Given request: Copy down all of the data underneath, exactly as shown.

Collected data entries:
########

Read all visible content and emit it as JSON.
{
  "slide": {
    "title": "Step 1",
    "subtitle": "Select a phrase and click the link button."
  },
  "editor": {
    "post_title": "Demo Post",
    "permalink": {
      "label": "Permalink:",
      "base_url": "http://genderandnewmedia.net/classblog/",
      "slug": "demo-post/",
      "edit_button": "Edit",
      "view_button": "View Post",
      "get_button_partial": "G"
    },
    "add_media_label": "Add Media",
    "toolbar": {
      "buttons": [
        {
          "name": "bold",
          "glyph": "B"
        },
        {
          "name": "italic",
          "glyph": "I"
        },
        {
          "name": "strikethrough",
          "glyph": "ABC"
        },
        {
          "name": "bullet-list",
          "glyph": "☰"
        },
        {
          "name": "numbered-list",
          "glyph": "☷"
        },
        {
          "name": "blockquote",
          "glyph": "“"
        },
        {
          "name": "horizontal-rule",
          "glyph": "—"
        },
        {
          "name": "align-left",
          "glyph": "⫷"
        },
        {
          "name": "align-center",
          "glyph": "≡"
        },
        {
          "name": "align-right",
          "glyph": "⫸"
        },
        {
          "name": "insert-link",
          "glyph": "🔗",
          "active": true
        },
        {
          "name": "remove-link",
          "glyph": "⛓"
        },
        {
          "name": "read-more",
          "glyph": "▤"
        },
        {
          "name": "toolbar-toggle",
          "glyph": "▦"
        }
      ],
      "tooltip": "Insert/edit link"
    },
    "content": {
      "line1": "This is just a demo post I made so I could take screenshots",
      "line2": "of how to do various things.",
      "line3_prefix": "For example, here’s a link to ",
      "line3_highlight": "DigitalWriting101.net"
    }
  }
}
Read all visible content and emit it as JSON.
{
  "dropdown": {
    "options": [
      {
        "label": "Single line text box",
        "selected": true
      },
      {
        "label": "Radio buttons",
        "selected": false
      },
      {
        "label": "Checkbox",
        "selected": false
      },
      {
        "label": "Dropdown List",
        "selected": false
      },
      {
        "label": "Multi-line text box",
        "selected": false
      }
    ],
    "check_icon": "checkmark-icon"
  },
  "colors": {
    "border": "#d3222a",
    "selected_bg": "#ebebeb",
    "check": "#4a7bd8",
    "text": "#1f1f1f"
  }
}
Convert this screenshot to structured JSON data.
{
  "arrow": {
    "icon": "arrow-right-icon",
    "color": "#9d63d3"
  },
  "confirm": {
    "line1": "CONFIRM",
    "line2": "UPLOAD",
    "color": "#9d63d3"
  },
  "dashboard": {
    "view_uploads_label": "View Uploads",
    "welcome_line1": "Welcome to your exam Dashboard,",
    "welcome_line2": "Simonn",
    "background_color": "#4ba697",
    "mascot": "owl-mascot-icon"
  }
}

########

Result of the exercise:
Read all visible content and emit it as JSON.
{
  "slide": {
    "title": "Step 1",
    "subtitle": "Select a phrase and click the link button."
  },
  "editor": {
    "post_title": "Demo Post",
    "permalink": {
      "label": "Permalink:",
      "base_url": "http://genderandnewmedia.net/classblog/",
      "slug": "demo-post/",
      "edit_button": "Edit",
      "view_button": "View Post",
      "get_button_partial": "G"
    },
    "add_media_label": "Add Media",
    "toolbar": {
      "buttons": [
        {
          "name": "bold",
          "glyph": "B"
        },
        {
          "name": "italic",
          "glyph": "I"
        },
        {
          "name": "strikethrough",
          "glyph": "ABC"
        },
        {
          "name": "bullet-list",
          "glyph": "☰"
        },
        {
          "name": "numbered-list",
          "glyph": "☷"
        },
        {
          "name": "blockquote",
          "glyph": "“"
        },
        {
          "name": "horizontal-rule",
          "glyph": "—"
        },
        {
          "name": "align-left",
          "glyph": "⫷"
        },
        {
          "name": "align-center",
          "glyph": "≡"
        },
        {
          "name": "align-right",
          "glyph": "⫸"
        },
        {
          "name": "insert-link",
          "glyph": "🔗",
          "active": true
        },
        {
          "name": "remove-link",
          "glyph": "⛓"
        },
        {
          "name": "read-more",
          "glyph": "▤"
        },
        {
          "name": "toolbar-toggle",
          "glyph": "▦"
        }
      ],
      "tooltip": "Insert/edit link"
    },
    "content": {
      "line1": "This is just a demo post I made so I could take screenshots",
      "line2": "of how to do various things.",
      "line3_prefix": "For example, here’s a link to ",
      "line3_highlight": "DigitalWriting101.net"
    }
  }
}
Read all visible content and emit it as JSON.
{
  "dropdown": {
    "options": [
      {
        "label": "Single line text box",
        "selected": true
      },
      {
        "label": "Radio buttons",
        "selected": false
      },
      {
        "label": "Checkbox",
        "selected": false
      },
      {
        "label": "Dropdown List",
        "selected": false
      },
      {
        "label": "Multi-line text box",
        "selected": false
      }
    ],
    "check_icon": "checkmark-icon"
  },
  "colors": {
    "border": "#d3222a",
    "selected_bg": "#ebebeb",
    "check": "#4a7bd8",
    "text": "#1f1f1f"
  }
}
Convert this screenshot to structured JSON data.
{
  "arrow": {
    "icon": "arrow-right-icon",
    "color": "#9d63d3"
  },
  "confirm": {
    "line1": "CONFIRM",
    "line2": "UPLOAD",
    "color": "#9d63d3"
  },
  "dashboard": {
    "view_uploads_label": "View Uploads",
    "welcome_line1": "Welcome to your exam Dashboard,",
    "welcome_line2": "Simonn",
    "background_color": "#4ba697",
    "mascot": "owl-mascot-icon"
  }
}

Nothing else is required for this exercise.